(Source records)

========================================

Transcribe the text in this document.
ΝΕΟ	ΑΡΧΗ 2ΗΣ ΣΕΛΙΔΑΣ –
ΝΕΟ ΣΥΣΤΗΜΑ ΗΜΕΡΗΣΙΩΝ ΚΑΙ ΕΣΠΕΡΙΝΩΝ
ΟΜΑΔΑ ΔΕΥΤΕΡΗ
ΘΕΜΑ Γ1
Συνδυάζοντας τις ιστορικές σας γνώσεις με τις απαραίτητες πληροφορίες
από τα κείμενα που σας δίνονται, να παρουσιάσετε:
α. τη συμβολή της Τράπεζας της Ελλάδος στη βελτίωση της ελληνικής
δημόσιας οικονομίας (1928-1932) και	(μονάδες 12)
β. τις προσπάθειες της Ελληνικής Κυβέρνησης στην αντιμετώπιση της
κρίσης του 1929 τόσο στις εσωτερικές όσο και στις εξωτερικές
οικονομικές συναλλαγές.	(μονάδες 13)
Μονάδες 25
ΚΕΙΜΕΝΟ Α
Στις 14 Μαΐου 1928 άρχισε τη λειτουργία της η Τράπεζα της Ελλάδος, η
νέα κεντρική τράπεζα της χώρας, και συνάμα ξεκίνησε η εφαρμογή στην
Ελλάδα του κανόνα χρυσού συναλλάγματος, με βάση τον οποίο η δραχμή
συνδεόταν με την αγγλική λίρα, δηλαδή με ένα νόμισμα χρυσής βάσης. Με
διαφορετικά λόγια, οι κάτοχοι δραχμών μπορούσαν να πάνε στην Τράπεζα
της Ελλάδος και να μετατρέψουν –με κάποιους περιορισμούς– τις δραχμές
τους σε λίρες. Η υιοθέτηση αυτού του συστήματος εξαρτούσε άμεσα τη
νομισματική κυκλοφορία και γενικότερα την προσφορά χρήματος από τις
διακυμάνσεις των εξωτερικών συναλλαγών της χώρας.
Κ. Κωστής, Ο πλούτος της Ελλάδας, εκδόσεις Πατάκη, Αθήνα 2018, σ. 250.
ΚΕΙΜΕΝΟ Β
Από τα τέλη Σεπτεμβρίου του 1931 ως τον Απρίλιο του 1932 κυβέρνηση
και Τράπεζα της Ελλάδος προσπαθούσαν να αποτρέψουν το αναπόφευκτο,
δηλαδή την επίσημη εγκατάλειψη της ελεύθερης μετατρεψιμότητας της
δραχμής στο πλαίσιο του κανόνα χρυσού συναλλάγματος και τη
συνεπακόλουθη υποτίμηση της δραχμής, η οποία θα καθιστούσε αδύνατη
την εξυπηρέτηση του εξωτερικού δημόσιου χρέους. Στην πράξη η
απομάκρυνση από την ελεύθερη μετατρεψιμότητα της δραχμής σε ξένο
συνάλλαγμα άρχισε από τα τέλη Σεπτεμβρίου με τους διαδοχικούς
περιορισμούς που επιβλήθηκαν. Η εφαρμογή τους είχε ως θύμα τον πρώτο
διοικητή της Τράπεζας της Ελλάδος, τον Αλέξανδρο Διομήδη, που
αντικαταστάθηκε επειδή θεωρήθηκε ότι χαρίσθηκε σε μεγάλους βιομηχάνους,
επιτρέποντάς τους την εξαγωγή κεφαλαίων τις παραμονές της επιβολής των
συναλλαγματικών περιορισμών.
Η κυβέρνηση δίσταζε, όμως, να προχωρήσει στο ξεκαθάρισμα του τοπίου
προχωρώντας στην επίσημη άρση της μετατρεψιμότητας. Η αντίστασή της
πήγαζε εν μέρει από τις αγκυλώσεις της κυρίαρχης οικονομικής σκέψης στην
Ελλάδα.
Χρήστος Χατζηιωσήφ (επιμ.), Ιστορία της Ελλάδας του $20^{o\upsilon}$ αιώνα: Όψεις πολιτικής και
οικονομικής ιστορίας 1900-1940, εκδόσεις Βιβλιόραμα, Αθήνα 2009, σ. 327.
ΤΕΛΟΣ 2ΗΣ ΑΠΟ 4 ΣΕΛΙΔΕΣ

========================================

* [EXERCISE] Nothing in the listing may be changed; retype it all exactly.

* [TASK ANSWER]
Transcribe the text in this document.
ΝΕΟ	ΑΡΧΗ 2ΗΣ ΣΕΛΙΔΑΣ –
ΝΕΟ ΣΥΣΤΗΜΑ ΗΜΕΡΗΣΙΩΝ ΚΑΙ ΕΣΠΕΡΙΝΩΝ
ΟΜΑΔΑ ΔΕΥΤΕΡΗ
ΘΕΜΑ Γ1
Συνδυάζοντας τις ιστορικές σας γνώσεις με τις απαραίτητες πληροφορίες
από τα κείμενα που σας δίνονται, να παρουσιάσετε:
α. τη συμβολή της Τράπεζας της Ελλάδος στη βελτίωση της ελληνικής
δημόσιας οικονομίας (1928-1932) και	(μονάδες 12)
β. τις προσπάθειες της Ελληνικής Κυβέρνησης στην αντιμετώπιση της
κρίσης του 1929 τόσο στις εσωτερικές όσο και στις εξωτερικές
οικονομικές συναλλαγές.	(μονάδες 13)
Μονάδες 25
ΚΕΙΜΕΝΟ Α
Στις 14 Μαΐου 1928 άρχισε τη λειτουργία της η Τράπεζα της Ελλάδος, η
νέα κεντρική τράπεζα της χώρας, και συνάμα ξεκίνησε η εφαρμογή στην
Ελλάδα του κανόνα χρυσού συναλλάγματος, με βάση τον οποίο η δραχμή
συνδεόταν με την αγγλική λίρα, δηλαδή με ένα νόμισμα χρυσής βάσης. Με
διαφορετικά λόγια, οι κάτοχοι δραχμών μπορούσαν να πάνε στην Τράπεζα
της Ελλάδος και να μετατρέψουν –με κάποιους περιορισμούς– τις δραχμές
τους σε λίρες. Η υιοθέτηση αυτού του συστήματος εξαρτούσε άμεσα τη
νομισματική κυκλοφορία και γενικότερα την προσφορά χρήματος από τις
διακυμάνσεις των εξωτερικών συναλλαγών της χώρας.
Κ. Κωστής, Ο πλούτος της Ελλάδας, εκδόσεις Πατάκη, Αθήνα 2018, σ. 250.
ΚΕΙΜΕΝΟ Β
Από τα τέλη Σεπτεμβρίου του 1931 ως τον Απρίλιο του 1932 κυβέρνηση
και Τράπεζα της Ελλάδος προσπαθούσαν να αποτρέψουν το αναπόφευκτο,
δηλαδή την επίσημη εγκατάλειψη της ελεύθερης μετατρεψιμότητας της
δραχμής στο πλαίσιο του κανόνα χρυσού συναλλάγματος και τη
συνεπακόλουθη υποτίμηση της δραχμής, η οποία θα καθιστούσε αδύνατη
την εξυπηρέτηση του εξωτερικού δημόσιου χρέους. Στην πράξη η
απομάκρυνση από την ελεύθερη μετατρεψιμότητα της δραχμής σε ξένο
συνάλλαγμα άρχισε από τα τέλη Σεπτεμβρίου με τους διαδοχικούς
περιορισμούς που επιβλήθηκαν. Η εφαρμογή τους είχε ως θύμα τον πρώτο
διοικητή της Τράπεζας της Ελλάδος, τον Αλέξανδρο Διομήδη, που
αντικαταστάθηκε επειδή θεωρήθηκε ότι χαρίσθηκε σε μεγάλους βιομηχάνους,
επιτρέποντάς τους την εξαγωγή κεφαλαίων τις παραμονές της επιβολής των
συναλλαγματικών περιορισμών.
Η κυβέρνηση δίσταζε, όμως, να προχωρήσει στο ξεκαθάρισμα του τοπίου
προχωρώντας στην επίσημη άρση της μετατρεψιμότητας. Η αντίστασή της
πήγαζε εν μέρει από τις αγκυλώσεις της κυρίαρχης οικονομικής σκέψης στην
Ελλάδα.
Χρήστος Χατζηιωσήφ (επιμ.), Ιστορία της Ελλάδας του $20^{o\upsilon}$ αιώνα: Όψεις πολιτικής και
οικονομικής ιστορίας 1900-1940, εκδόσεις Βιβλιόραμα, Αθήνα 2009, σ. 327.
ΤΕΛΟΣ 2ΗΣ ΑΠΟ 4 ΣΕΛΙΔΕΣ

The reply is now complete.